**Problem description:**
Look through the data below and return each line where "поверхностей" appears.

____________

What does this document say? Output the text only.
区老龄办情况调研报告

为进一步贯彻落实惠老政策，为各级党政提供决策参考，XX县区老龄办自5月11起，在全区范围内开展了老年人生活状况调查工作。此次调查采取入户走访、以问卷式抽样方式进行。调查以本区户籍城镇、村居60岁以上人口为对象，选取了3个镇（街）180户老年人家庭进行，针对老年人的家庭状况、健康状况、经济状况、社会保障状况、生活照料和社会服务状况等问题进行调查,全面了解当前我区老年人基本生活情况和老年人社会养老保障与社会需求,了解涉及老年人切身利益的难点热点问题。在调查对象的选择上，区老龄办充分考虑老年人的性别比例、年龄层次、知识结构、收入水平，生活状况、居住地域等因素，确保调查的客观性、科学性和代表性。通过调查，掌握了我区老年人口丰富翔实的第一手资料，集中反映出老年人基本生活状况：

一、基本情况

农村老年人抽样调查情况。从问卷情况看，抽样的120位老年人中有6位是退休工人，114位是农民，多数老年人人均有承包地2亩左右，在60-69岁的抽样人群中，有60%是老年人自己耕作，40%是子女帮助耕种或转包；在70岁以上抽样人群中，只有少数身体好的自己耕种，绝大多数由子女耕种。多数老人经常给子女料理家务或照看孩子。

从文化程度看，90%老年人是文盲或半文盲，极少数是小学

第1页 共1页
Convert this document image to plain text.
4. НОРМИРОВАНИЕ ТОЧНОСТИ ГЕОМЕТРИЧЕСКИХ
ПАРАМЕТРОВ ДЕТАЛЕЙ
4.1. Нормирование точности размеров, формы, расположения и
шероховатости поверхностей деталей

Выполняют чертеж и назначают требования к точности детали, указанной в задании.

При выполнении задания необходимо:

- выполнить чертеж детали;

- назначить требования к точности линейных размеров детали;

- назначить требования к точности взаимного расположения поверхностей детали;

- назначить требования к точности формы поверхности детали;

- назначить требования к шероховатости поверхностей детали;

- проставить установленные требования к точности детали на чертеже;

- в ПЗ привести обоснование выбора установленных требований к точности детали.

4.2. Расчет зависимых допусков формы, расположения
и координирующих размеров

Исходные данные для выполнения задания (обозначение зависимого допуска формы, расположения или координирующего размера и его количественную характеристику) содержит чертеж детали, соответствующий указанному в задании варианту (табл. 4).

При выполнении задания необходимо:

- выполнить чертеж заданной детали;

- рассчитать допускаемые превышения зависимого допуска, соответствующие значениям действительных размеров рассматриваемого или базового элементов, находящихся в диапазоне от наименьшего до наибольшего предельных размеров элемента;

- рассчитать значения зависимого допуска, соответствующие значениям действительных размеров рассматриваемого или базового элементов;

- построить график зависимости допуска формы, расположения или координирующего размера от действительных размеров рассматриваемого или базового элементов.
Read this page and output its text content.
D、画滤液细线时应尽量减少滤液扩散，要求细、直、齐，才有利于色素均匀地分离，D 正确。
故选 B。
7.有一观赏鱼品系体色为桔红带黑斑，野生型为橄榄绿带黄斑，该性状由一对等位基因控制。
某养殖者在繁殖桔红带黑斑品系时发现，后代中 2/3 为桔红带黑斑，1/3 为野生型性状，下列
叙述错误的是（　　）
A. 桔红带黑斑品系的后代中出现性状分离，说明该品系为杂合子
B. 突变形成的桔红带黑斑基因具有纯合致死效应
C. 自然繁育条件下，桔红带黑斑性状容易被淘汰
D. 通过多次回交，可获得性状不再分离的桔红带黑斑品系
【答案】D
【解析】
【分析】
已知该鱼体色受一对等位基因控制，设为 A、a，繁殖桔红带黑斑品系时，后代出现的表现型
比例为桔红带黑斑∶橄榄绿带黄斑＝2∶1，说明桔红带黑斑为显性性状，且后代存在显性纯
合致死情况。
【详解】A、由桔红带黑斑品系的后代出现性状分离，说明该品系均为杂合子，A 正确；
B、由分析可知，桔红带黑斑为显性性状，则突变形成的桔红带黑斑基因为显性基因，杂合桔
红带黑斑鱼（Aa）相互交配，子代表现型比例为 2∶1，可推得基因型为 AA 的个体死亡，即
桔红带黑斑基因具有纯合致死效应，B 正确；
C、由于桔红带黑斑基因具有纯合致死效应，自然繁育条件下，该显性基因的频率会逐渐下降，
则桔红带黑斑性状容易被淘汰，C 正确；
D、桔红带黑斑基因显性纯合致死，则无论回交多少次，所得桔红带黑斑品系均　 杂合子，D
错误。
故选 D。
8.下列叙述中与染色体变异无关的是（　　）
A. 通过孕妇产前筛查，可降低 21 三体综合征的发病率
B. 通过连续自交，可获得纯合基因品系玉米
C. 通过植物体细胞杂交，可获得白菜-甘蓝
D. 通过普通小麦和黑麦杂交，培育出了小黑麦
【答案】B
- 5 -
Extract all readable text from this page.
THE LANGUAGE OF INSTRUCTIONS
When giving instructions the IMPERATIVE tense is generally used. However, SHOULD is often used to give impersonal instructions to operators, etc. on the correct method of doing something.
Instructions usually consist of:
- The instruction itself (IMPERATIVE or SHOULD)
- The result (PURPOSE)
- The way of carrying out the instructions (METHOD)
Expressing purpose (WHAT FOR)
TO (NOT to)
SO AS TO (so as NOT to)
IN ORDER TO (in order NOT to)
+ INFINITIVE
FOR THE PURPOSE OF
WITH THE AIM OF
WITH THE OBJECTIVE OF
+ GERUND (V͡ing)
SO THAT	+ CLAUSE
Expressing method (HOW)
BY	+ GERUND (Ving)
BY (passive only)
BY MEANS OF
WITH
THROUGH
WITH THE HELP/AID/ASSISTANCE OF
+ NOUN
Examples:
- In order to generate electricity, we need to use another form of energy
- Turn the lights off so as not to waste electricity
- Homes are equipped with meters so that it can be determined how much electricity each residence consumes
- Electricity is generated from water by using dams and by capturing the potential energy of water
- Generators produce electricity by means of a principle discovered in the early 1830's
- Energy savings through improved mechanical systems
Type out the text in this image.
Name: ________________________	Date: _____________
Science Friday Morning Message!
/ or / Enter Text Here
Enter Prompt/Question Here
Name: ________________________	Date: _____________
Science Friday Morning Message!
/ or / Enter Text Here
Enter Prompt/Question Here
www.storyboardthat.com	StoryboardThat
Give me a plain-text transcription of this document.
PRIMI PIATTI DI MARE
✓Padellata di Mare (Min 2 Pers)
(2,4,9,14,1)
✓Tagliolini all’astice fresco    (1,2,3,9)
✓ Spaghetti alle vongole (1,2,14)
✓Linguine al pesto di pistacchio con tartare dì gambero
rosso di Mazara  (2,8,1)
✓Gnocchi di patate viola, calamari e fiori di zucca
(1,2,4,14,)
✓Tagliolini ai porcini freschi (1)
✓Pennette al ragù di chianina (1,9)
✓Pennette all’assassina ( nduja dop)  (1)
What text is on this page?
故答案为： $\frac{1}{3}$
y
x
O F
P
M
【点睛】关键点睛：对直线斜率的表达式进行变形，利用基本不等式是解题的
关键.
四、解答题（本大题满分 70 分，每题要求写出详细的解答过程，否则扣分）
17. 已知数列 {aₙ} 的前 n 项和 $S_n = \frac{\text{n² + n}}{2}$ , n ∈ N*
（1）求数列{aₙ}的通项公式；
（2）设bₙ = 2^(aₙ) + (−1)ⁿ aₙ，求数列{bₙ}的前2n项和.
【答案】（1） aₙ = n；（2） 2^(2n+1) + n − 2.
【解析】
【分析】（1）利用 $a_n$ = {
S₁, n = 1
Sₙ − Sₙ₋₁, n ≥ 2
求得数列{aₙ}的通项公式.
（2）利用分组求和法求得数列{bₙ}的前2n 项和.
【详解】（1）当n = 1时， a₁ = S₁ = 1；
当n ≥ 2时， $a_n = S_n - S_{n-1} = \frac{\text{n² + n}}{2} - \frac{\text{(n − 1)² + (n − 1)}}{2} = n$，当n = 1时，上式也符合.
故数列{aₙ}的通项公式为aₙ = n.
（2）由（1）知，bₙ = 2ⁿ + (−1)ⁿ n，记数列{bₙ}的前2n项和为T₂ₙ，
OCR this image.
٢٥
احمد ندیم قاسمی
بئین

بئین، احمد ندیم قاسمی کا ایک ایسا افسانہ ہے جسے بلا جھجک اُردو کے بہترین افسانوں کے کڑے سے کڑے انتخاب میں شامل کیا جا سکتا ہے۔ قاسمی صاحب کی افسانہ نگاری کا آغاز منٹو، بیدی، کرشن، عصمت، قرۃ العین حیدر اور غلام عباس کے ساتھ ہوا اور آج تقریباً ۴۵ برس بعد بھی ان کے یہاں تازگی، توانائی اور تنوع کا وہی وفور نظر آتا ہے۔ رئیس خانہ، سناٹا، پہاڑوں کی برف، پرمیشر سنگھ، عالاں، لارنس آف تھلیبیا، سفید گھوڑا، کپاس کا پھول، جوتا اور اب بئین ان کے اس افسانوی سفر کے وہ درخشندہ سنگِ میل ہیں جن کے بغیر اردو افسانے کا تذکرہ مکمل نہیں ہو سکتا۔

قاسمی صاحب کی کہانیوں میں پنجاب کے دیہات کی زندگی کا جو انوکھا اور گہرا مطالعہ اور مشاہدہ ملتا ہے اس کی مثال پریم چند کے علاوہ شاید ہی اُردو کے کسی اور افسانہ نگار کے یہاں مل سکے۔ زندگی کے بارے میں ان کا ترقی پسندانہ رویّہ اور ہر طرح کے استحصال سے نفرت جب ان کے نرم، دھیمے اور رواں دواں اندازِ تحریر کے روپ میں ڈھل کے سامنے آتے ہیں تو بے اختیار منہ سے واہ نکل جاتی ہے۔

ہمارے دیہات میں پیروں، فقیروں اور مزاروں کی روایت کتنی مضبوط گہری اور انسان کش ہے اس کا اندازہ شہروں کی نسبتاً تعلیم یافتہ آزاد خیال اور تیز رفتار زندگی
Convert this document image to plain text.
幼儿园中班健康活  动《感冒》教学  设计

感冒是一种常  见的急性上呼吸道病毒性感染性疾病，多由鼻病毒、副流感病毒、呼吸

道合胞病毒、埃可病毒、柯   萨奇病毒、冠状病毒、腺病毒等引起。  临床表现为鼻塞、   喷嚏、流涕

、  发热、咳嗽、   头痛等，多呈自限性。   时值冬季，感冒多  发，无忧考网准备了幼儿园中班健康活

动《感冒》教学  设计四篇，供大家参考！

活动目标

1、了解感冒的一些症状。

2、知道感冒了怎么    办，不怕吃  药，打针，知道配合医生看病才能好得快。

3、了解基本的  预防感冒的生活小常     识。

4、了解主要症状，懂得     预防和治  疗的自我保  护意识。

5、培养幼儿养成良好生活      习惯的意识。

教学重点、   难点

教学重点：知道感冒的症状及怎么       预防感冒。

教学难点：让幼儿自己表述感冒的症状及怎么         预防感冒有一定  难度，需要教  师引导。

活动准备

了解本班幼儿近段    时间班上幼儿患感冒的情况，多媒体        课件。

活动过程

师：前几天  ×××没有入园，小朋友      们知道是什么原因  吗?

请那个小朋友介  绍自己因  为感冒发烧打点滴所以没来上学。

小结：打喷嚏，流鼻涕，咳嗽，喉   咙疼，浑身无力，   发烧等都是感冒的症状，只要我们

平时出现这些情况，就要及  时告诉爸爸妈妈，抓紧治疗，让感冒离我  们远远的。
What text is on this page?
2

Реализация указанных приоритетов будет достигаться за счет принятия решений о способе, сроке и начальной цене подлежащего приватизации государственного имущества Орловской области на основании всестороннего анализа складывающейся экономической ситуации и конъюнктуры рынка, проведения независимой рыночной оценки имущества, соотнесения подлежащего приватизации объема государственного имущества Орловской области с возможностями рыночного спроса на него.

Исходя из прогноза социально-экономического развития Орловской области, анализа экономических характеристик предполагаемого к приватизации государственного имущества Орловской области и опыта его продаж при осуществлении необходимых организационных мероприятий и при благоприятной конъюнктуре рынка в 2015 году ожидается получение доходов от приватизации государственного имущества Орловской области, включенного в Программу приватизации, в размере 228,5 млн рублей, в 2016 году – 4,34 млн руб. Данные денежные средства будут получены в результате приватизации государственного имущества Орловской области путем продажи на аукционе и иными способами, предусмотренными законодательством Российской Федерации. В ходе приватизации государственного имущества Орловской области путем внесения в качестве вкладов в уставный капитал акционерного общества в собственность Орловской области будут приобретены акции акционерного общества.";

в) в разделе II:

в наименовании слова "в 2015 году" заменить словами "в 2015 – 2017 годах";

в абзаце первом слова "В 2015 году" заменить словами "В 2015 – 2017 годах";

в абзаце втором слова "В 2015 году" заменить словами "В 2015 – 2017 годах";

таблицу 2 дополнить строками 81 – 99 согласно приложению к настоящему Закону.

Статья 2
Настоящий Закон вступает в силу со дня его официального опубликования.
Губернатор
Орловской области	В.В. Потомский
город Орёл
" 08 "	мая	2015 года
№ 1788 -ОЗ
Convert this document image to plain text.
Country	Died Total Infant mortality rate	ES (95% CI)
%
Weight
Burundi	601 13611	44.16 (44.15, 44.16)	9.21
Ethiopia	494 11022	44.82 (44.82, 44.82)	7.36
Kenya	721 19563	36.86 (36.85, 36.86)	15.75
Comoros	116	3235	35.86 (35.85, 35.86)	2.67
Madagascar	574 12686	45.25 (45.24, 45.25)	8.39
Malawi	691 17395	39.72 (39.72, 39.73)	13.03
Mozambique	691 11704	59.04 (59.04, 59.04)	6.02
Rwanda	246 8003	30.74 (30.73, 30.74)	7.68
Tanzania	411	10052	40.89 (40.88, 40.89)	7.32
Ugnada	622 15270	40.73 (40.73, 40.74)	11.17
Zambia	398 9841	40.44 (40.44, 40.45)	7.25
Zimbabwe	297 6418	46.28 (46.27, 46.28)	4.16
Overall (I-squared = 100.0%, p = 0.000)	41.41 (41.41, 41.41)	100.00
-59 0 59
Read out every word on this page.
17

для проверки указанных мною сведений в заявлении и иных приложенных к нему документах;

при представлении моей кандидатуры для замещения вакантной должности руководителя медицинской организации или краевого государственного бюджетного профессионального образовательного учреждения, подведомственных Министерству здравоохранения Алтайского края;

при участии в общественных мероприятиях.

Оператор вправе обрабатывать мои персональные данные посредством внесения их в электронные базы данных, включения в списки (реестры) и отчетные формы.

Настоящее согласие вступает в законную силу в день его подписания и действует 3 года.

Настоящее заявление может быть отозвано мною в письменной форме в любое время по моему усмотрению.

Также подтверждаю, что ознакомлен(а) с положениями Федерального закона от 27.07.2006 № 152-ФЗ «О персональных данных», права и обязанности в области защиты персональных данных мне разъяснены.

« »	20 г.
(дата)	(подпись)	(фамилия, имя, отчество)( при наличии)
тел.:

____________

**Result of the task:**
шероховатости поверхностей деталей
- назначить требования к точности взаимного расположения поверхностей детали;
- назначить требования к шероховатости поверхностей детали;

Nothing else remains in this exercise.